| EXERCISE DIRECTIONS |
With the pictures left out, copy the listing below exactly.

[BEGIN]

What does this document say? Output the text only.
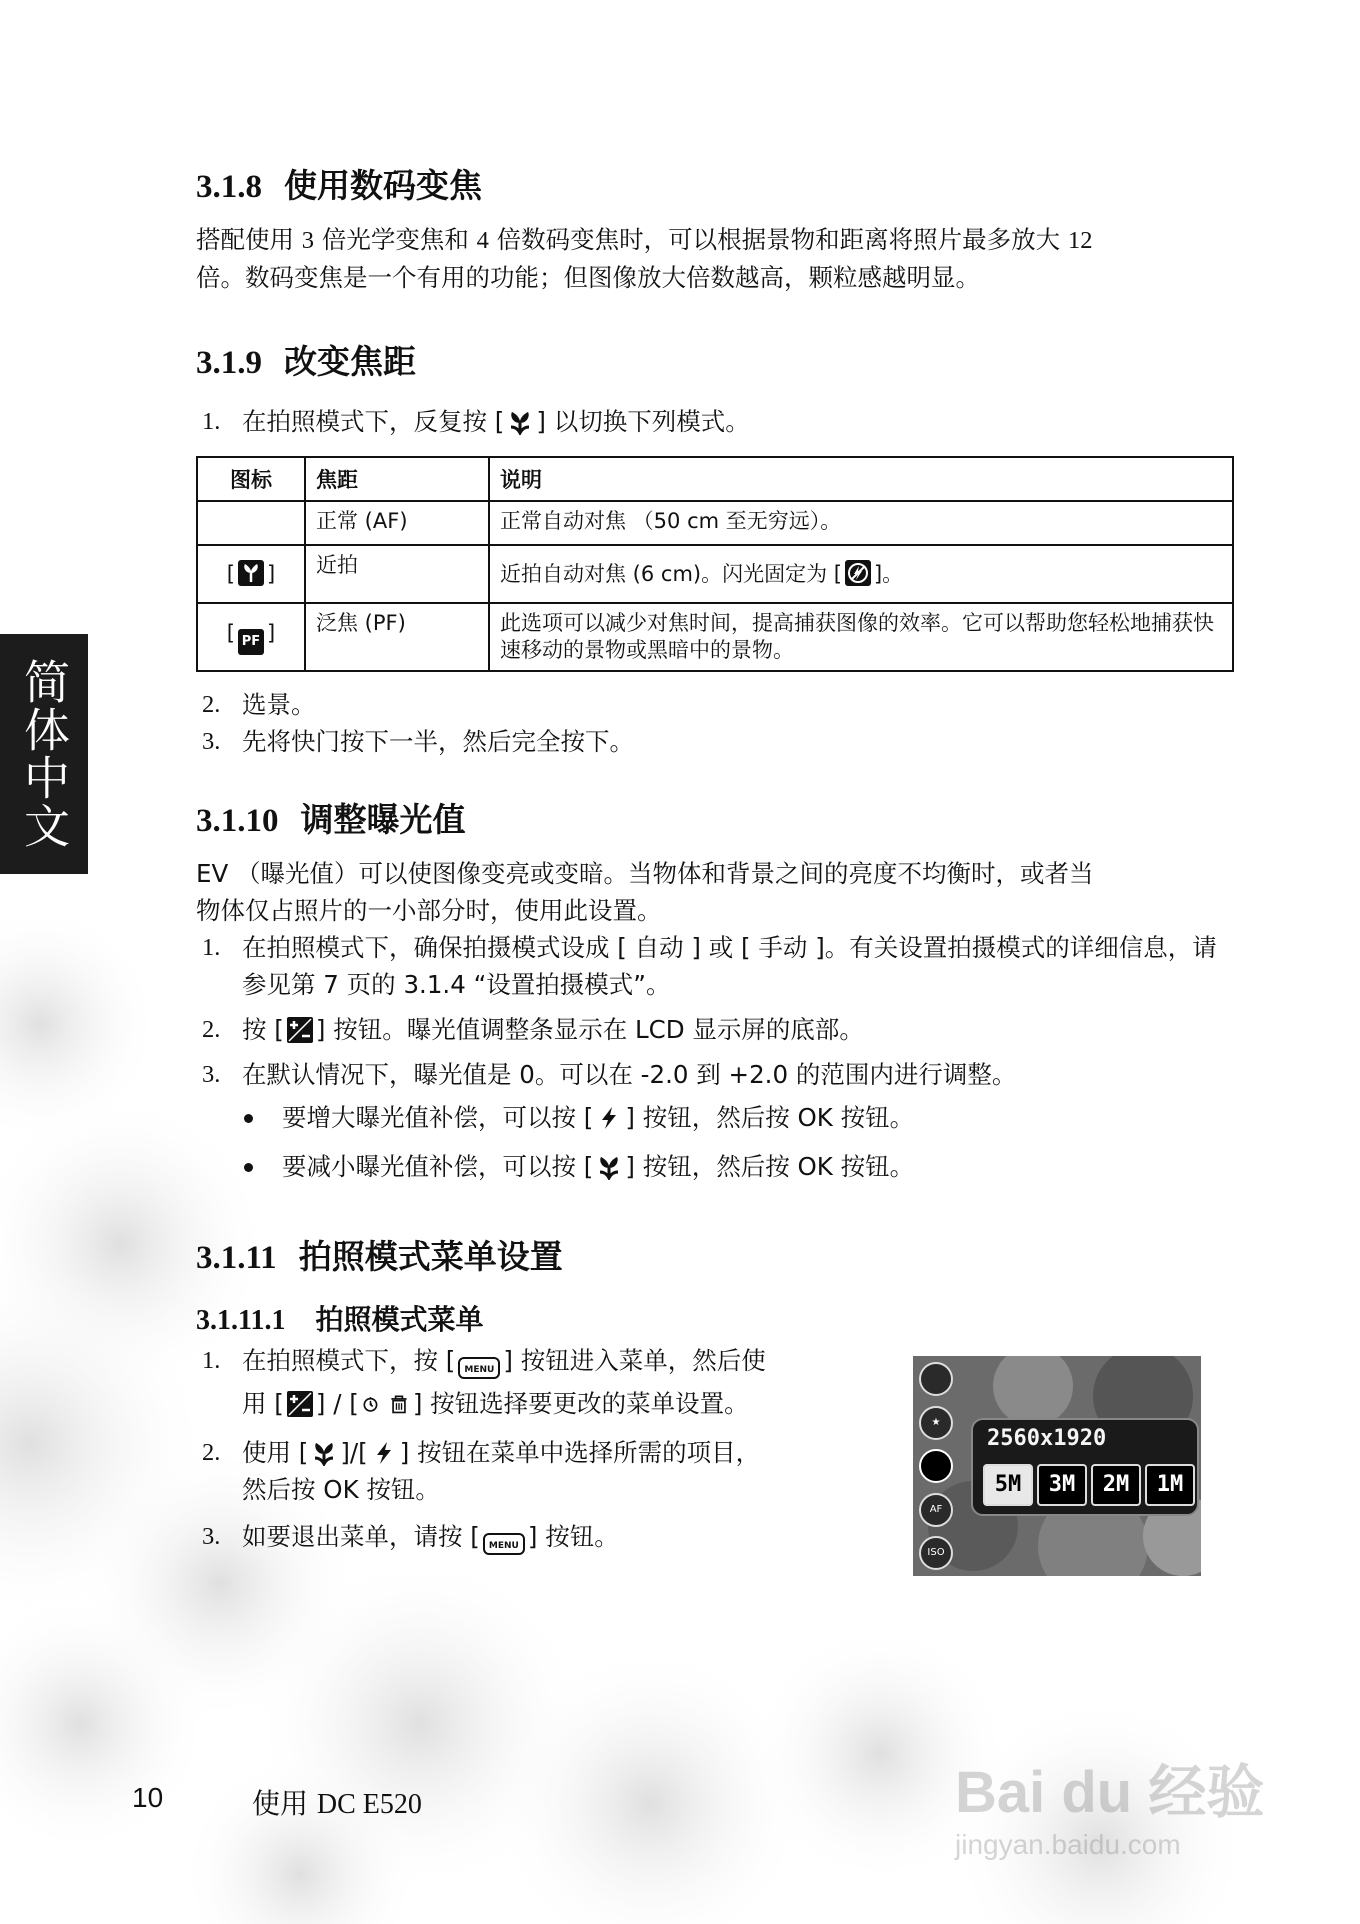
简体中文
3.1.8 使用数码变焦

搭配使用 3 倍光学变焦和 4 倍数码变焦时，可以根据景物和距离将照片最多放大 12
倍。数码变焦是一个有用的功能；但图像放大倍数越高，颗粒感越明显。

3.1.9 改变焦距
1. 在拍照模式下，反复按 [ ] 以切换下列模式。
图标	焦距	说明
	正常 (AF)	正常自动对焦 （50 cm 至无穷远）。
[ ]	近拍	近拍自动对焦 (6 cm)。闪光固定为 [ ]。
[ PF ]	泛焦 (PF)	此选项可以减少对焦时间，提高捕获图像的效率。它可以帮助您轻松地捕获快速移动的景物或黑暗中的景物。
2. 选景。
3. 先将快门按下一半，然后完全按下。
3.1.10 调整曝光值

EV （曝光值）可以使图像变亮或变暗。当物体和背景之间的亮度不均衡时，或者当
物体仅占照片的一小部分时，使用此设置。

1. 在拍照模式下，确保拍摄模式设成 [ 自动 ] 或 [ 手动 ]。有关设置拍摄模式的详细信息，请参见第 7 页的 3.1.4 “设置拍摄模式”。
2. 按 [ ] 按钮。曝光值调整条显示在 LCD 显示屏的底部。
3. 在默认情况下，曝光值是 0。可以在 -2.0 到 +2.0 的范围内进行调整。
要增大曝光值补偿，可以按 [ ] 按钮，然后按 OK 按钮。
要减小曝光值补偿，可以按 [ ] 按钮，然后按 OK 按钮。
3.1.11 拍照模式菜单设置
3.1.11.1 拍照模式菜单
1. 在拍照模式下，按 [ MENU ] 按钮进入菜单，然后使
用 [ ] / [ ] 按钮选择要更改的菜单设置。
2. 使用 [ ]/[ ] 按钮在菜单中选择所需的项目，
然后按 OK 按钮。
3. 如要退出菜单，请按 [ MENU ] 按钮。
★
AF
ISO
2560x1920
5M	3M	2M	1M
10	使用 DC E520	Bai du 经验
jingyan.baidu.com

[END]

| RESPONSE TO THIS EXERCISE |
What does this document say? Output the text only.
简体中文
3.1.8 使用数码变焦

搭配使用 3 倍光学变焦和 4 倍数码变焦时，可以根据景物和距离将照片最多放大 12
倍。数码变焦是一个有用的功能；但图像放大倍数越高，颗粒感越明显。

3.1.9 改变焦距
1. 在拍照模式下，反复按 [ ] 以切换下列模式。
图标	焦距	说明
	正常 (AF)	正常自动对焦 （50 cm 至无穷远）。
[ ]	近拍	近拍自动对焦 (6 cm)。闪光固定为 [ ]。
[ PF ]	泛焦 (PF)	此选项可以减少对焦时间，提高捕获图像的效率。它可以帮助您轻松地捕获快速移动的景物或黑暗中的景物。
2. 选景。
3. 先将快门按下一半，然后完全按下。
3.1.10 调整曝光值

EV （曝光值）可以使图像变亮或变暗。当物体和背景之间的亮度不均衡时，或者当
物体仅占照片的一小部分时，使用此设置。

1. 在拍照模式下，确保拍摄模式设成 [ 自动 ] 或 [ 手动 ]。有关设置拍摄模式的详细信息，请参见第 7 页的 3.1.4 “设置拍摄模式”。
2. 按 [ ] 按钮。曝光值调整条显示在 LCD 显示屏的底部。
3. 在默认情况下，曝光值是 0。可以在 -2.0 到 +2.0 的范围内进行调整。
要增大曝光值补偿，可以按 [ ] 按钮，然后按 OK 按钮。
要减小曝光值补偿，可以按 [ ] 按钮，然后按 OK 按钮。
3.1.11 拍照模式菜单设置
3.1.11.1 拍照模式菜单
1. 在拍照模式下，按 [ MENU ] 按钮进入菜单，然后使
用 [ ] / [ ] 按钮选择要更改的菜单设置。
2. 使用 [ ]/[ ] 按钮在菜单中选择所需的项目，
然后按 OK 按钮。
3. 如要退出菜单，请按 [ MENU ] 按钮。
★
AF
ISO
2560x1920
5M	3M	2M	1M
10	使用 DC E520	Bai du 经验
jingyan.baidu.com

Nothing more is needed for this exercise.